# Short exercise
Word for word, restate every line of the listing that follows.

# Raw data

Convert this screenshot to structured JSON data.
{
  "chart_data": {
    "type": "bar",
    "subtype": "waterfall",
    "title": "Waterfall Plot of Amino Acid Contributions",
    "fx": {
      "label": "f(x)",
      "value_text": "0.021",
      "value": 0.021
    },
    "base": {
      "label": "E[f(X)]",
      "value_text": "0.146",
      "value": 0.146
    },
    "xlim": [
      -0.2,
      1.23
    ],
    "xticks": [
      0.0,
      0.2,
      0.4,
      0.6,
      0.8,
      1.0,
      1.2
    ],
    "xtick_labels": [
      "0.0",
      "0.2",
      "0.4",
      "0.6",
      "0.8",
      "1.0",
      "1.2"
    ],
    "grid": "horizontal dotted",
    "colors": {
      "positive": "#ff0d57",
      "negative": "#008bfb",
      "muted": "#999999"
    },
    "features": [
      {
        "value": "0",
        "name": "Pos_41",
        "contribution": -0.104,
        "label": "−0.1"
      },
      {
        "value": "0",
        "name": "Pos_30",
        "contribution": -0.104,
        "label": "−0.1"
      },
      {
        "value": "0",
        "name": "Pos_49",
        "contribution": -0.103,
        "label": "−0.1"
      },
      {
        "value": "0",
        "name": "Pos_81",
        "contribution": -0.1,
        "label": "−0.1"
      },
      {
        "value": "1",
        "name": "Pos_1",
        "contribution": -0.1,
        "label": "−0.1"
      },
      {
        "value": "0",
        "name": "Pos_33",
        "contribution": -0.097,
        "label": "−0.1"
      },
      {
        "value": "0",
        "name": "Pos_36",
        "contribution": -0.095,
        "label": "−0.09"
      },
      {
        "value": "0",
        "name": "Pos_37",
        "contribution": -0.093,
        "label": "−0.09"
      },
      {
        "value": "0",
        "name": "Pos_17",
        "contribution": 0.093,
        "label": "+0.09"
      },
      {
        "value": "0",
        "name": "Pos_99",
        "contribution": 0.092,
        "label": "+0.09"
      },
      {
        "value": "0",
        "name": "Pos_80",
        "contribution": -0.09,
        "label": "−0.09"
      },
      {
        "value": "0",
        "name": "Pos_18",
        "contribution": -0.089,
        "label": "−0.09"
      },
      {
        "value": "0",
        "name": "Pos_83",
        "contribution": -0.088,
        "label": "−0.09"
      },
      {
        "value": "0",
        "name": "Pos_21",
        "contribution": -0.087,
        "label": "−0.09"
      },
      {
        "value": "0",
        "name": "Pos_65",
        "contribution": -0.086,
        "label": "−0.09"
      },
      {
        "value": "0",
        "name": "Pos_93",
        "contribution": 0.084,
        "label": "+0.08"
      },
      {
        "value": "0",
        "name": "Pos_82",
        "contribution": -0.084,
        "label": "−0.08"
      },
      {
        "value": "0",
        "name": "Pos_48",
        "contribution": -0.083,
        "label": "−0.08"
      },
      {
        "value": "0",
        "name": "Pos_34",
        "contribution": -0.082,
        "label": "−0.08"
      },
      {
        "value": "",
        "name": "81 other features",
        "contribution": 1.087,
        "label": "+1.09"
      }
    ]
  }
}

# The output
Convert this screenshot to structured JSON data.
{
  "chart_data": {
    "type": "bar",
    "subtype": "waterfall",
    "title": "Waterfall Plot of Amino Acid Contributions",
    "fx": {
      "label": "f(x)",
      "value_text": "0.021",
      "value": 0.021
    },
    "base": {
      "label": "E[f(X)]",
      "value_text": "0.146",
      "value": 0.146
    },
    "xlim": [
      -0.2,
      1.23
    ],
    "xticks": [
      0.0,
      0.2,
      0.4,
      0.6,
      0.8,
      1.0,
      1.2
    ],
    "xtick_labels": [
      "0.0",
      "0.2",
      "0.4",
      "0.6",
      "0.8",
      "1.0",
      "1.2"
    ],
    "grid": "horizontal dotted",
    "colors": {
      "positive": "#ff0d57",
      "negative": "#008bfb",
      "muted": "#999999"
    },
    "features": [
      {
        "value": "0",
        "name": "Pos_41",
        "contribution": -0.104,
        "label": "−0.1"
      },
      {
        "value": "0",
        "name": "Pos_30",
        "contribution": -0.104,
        "label": "−0.1"
      },
      {
        "value": "0",
        "name": "Pos_49",
        "contribution": -0.103,
        "label": "−0.1"
      },
      {
        "value": "0",
        "name": "Pos_81",
        "contribution": -0.1,
        "label": "−0.1"
      },
      {
        "value": "1",
        "name": "Pos_1",
        "contribution": -0.1,
        "label": "−0.1"
      },
      {
        "value": "0",
        "name": "Pos_33",
        "contribution": -0.097,
        "label": "−0.1"
      },
      {
        "value": "0",
        "name": "Pos_36",
        "contribution": -0.095,
        "label": "−0.09"
      },
      {
        "value": "0",
        "name": "Pos_37",
        "contribution": -0.093,
        "label": "−0.09"
      },
      {
        "value": "0",
        "name": "Pos_17",
        "contribution": 0.093,
        "label": "+0.09"
      },
      {
        "value": "0",
        "name": "Pos_99",
        "contribution": 0.092,
        "label": "+0.09"
      },
      {
        "value": "0",
        "name": "Pos_80",
        "contribution": -0.09,
        "label": "−0.09"
      },
      {
        "value": "0",
        "name": "Pos_18",
        "contribution": -0.089,
        "label": "−0.09"
      },
      {
        "value": "0",
        "name": "Pos_83",
        "contribution": -0.088,
        "label": "−0.09"
      },
      {
        "value": "0",
        "name": "Pos_21",
        "contribution": -0.087,
        "label": "−0.09"
      },
      {
        "value": "0",
        "name": "Pos_65",
        "contribution": -0.086,
        "label": "−0.09"
      },
      {
        "value": "0",
        "name": "Pos_93",
        "contribution": 0.084,
        "label": "+0.08"
      },
      {
        "value": "0",
        "name": "Pos_82",
        "contribution": -0.084,
        "label": "−0.08"
      },
      {
        "value": "0",
        "name": "Pos_48",
        "contribution": -0.083,
        "label": "−0.08"
      },
      {
        "value": "0",
        "name": "Pos_34",
        "contribution": -0.082,
        "label": "−0.08"
      },
      {
        "value": "",
        "name": "81 other features",
        "contribution": 1.087,
        "label": "+1.09"
      }
    ]
  }
}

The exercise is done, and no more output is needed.